Stored records:

-- Begin --

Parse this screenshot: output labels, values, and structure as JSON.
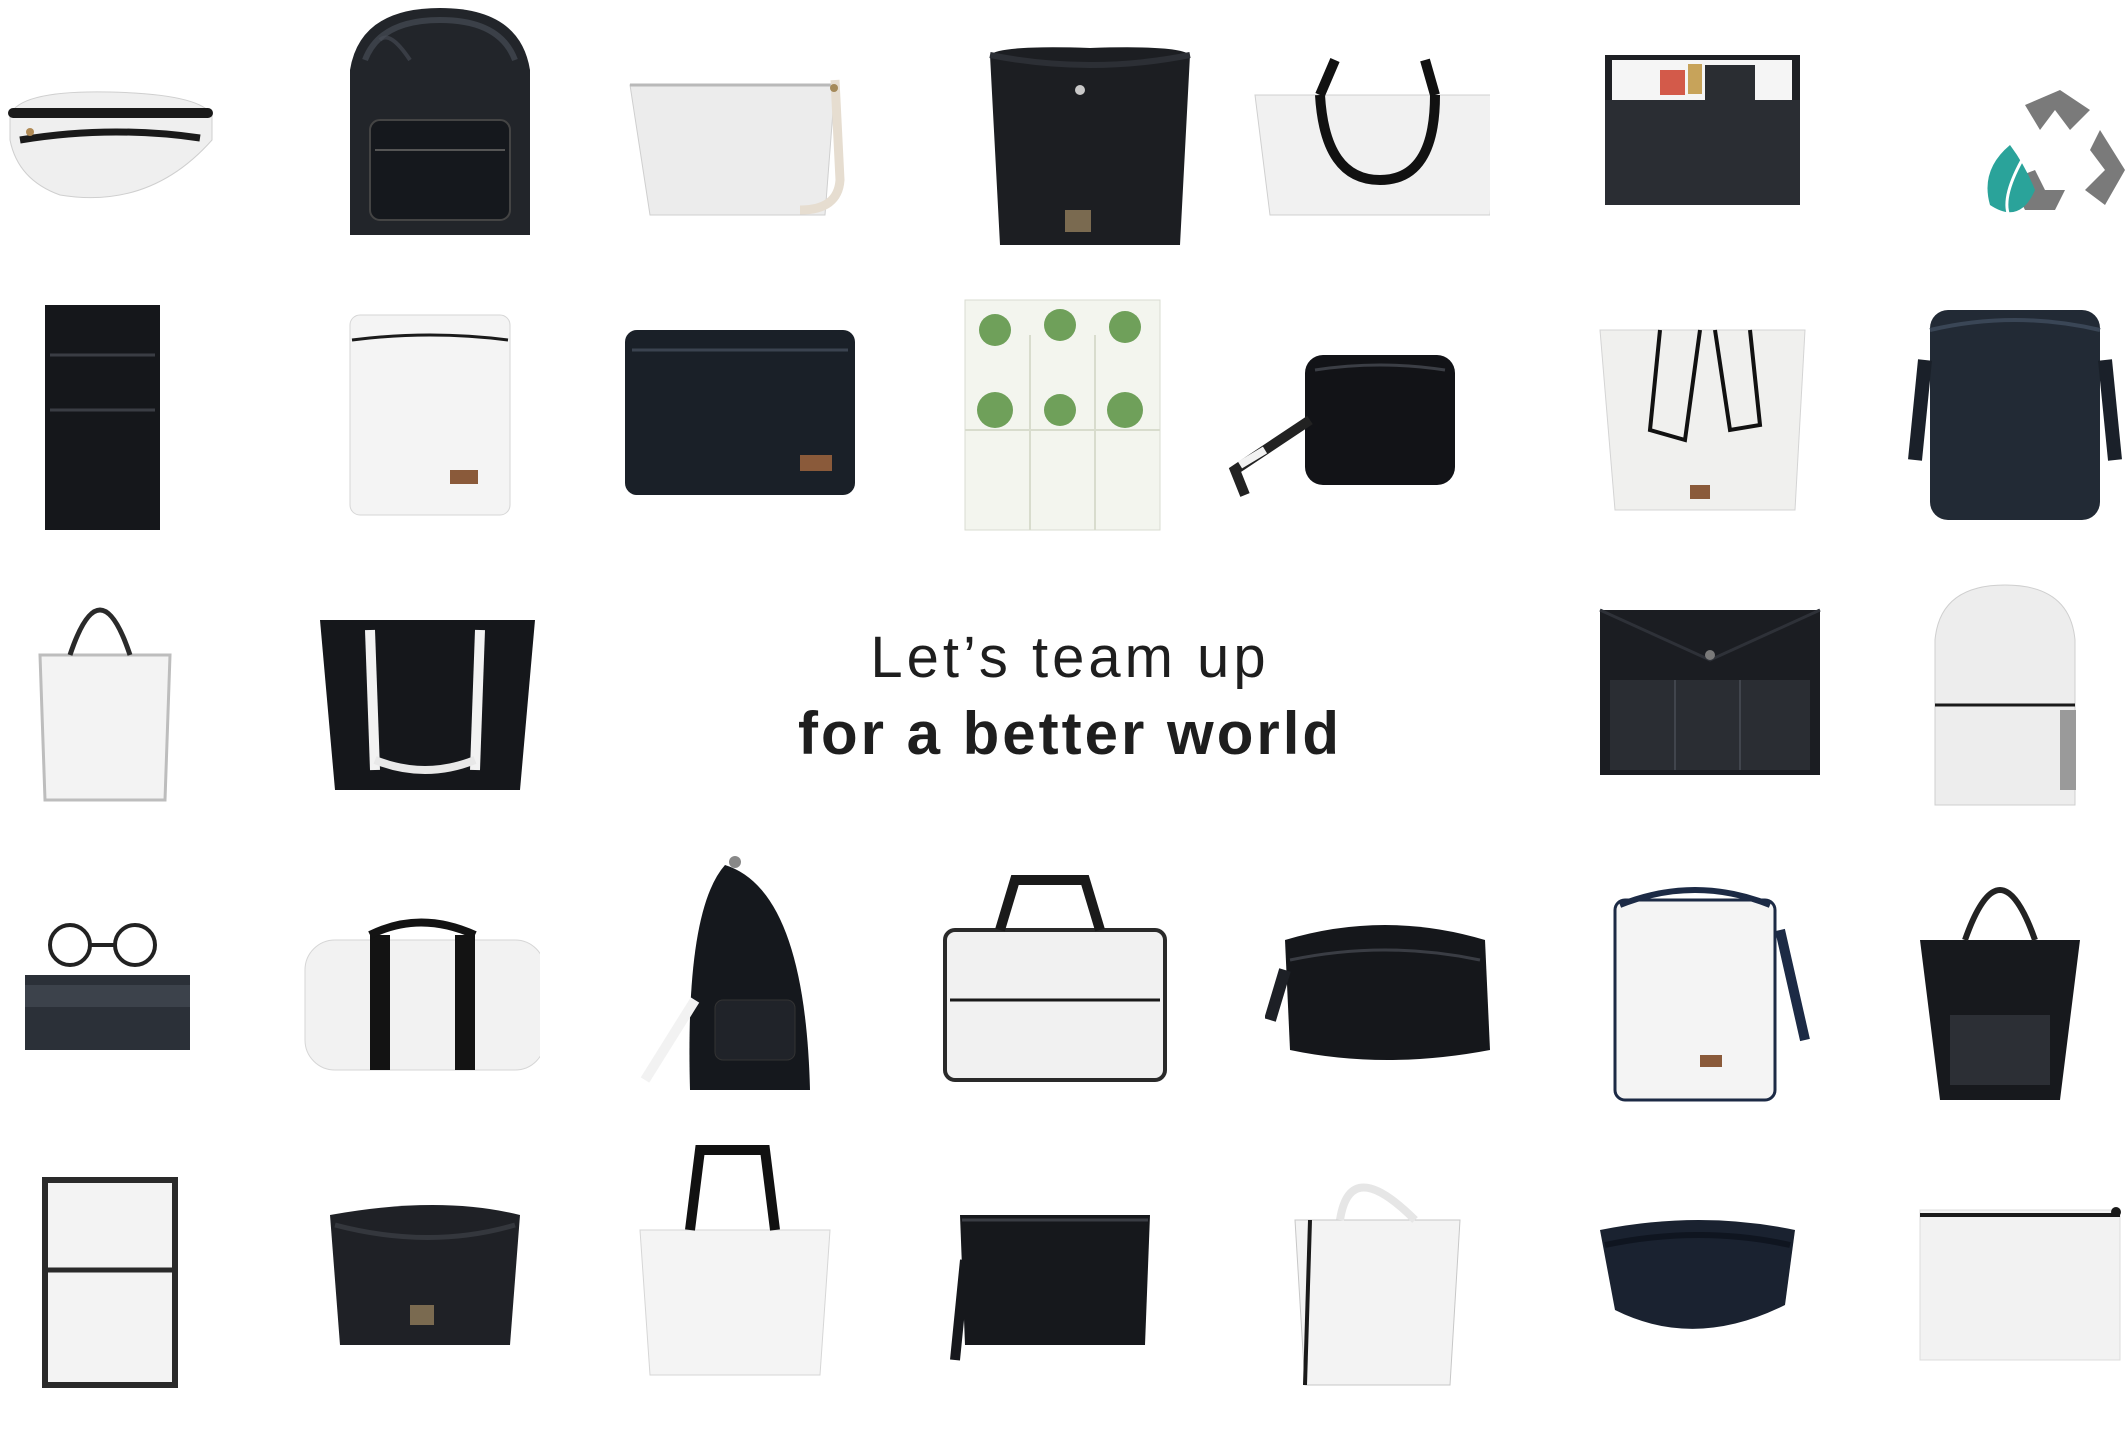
{
  "headline": {
    "line1": "Let’s team up",
    "line2": "for a better world"
  },
  "colors": {
    "background": "#ffffff",
    "text": "#1e1e1e",
    "recycle_teal": "#2aa39a",
    "recycle_gray": "#7a7a7a",
    "product_black": "#15181d",
    "product_white": "#f1f1f1"
  },
  "products": [
    {
      "row": 1,
      "col": 1,
      "item": "white-fanny-pack"
    },
    {
      "row": 1,
      "col": 2,
      "item": "black-glossy-backpack"
    },
    {
      "row": 1,
      "col": 3,
      "item": "white-pouch-with-strap"
    },
    {
      "row": 1,
      "col": 4,
      "item": "black-felt-basket"
    },
    {
      "row": 1,
      "col": 5,
      "item": "white-tote-black-handles"
    },
    {
      "row": 1,
      "col": 6,
      "item": "black-desk-organizer"
    },
    {
      "row": 1,
      "col": 7,
      "item": "recycle-icon"
    },
    {
      "row": 2,
      "col": 1,
      "item": "black-wall-pocket-organizer"
    },
    {
      "row": 2,
      "col": 2,
      "item": "white-laptop-sleeve"
    },
    {
      "row": 2,
      "col": 3,
      "item": "black-laptop-sleeve"
    },
    {
      "row": 2,
      "col": 4,
      "item": "vertical-garden-planter"
    },
    {
      "row": 2,
      "col": 5,
      "item": "black-crossbody-bag"
    },
    {
      "row": 2,
      "col": 6,
      "item": "white-shopper-tote"
    },
    {
      "row": 2,
      "col": 7,
      "item": "black-cooler-bag"
    },
    {
      "row": 3,
      "col": 1,
      "item": "white-tall-tote"
    },
    {
      "row": 3,
      "col": 2,
      "item": "black-glossy-tote"
    },
    {
      "row": 3,
      "col": 6,
      "item": "black-document-folder"
    },
    {
      "row": 3,
      "col": 7,
      "item": "white-backpack"
    },
    {
      "row": 4,
      "col": 1,
      "item": "glasses-case"
    },
    {
      "row": 4,
      "col": 2,
      "item": "white-duffel-bag"
    },
    {
      "row": 4,
      "col": 3,
      "item": "black-sling-backpack"
    },
    {
      "row": 4,
      "col": 4,
      "item": "white-laptop-bag"
    },
    {
      "row": 4,
      "col": 5,
      "item": "black-toiletry-bag"
    },
    {
      "row": 4,
      "col": 6,
      "item": "white-cooler-bag"
    },
    {
      "row": 4,
      "col": 7,
      "item": "black-tote-with-pocket"
    },
    {
      "row": 5,
      "col": 1,
      "item": "white-lunch-bag"
    },
    {
      "row": 5,
      "col": 2,
      "item": "black-felt-storage-basket"
    },
    {
      "row": 5,
      "col": 3,
      "item": "white-shopping-tote"
    },
    {
      "row": 5,
      "col": 4,
      "item": "black-wristlet-pouch"
    },
    {
      "row": 5,
      "col": 5,
      "item": "white-shopping-bag"
    },
    {
      "row": 5,
      "col": 6,
      "item": "black-belt-bag"
    },
    {
      "row": 5,
      "col": 7,
      "item": "white-zip-pouch"
    }
  ]
}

-- End --

▶ [Request] Pick out every line holding the string "laptop" and return it.

▶ [Response]
      "item": "white-laptop-sleeve"
      "item": "black-laptop-sleeve"
      "item": "white-laptop-bag"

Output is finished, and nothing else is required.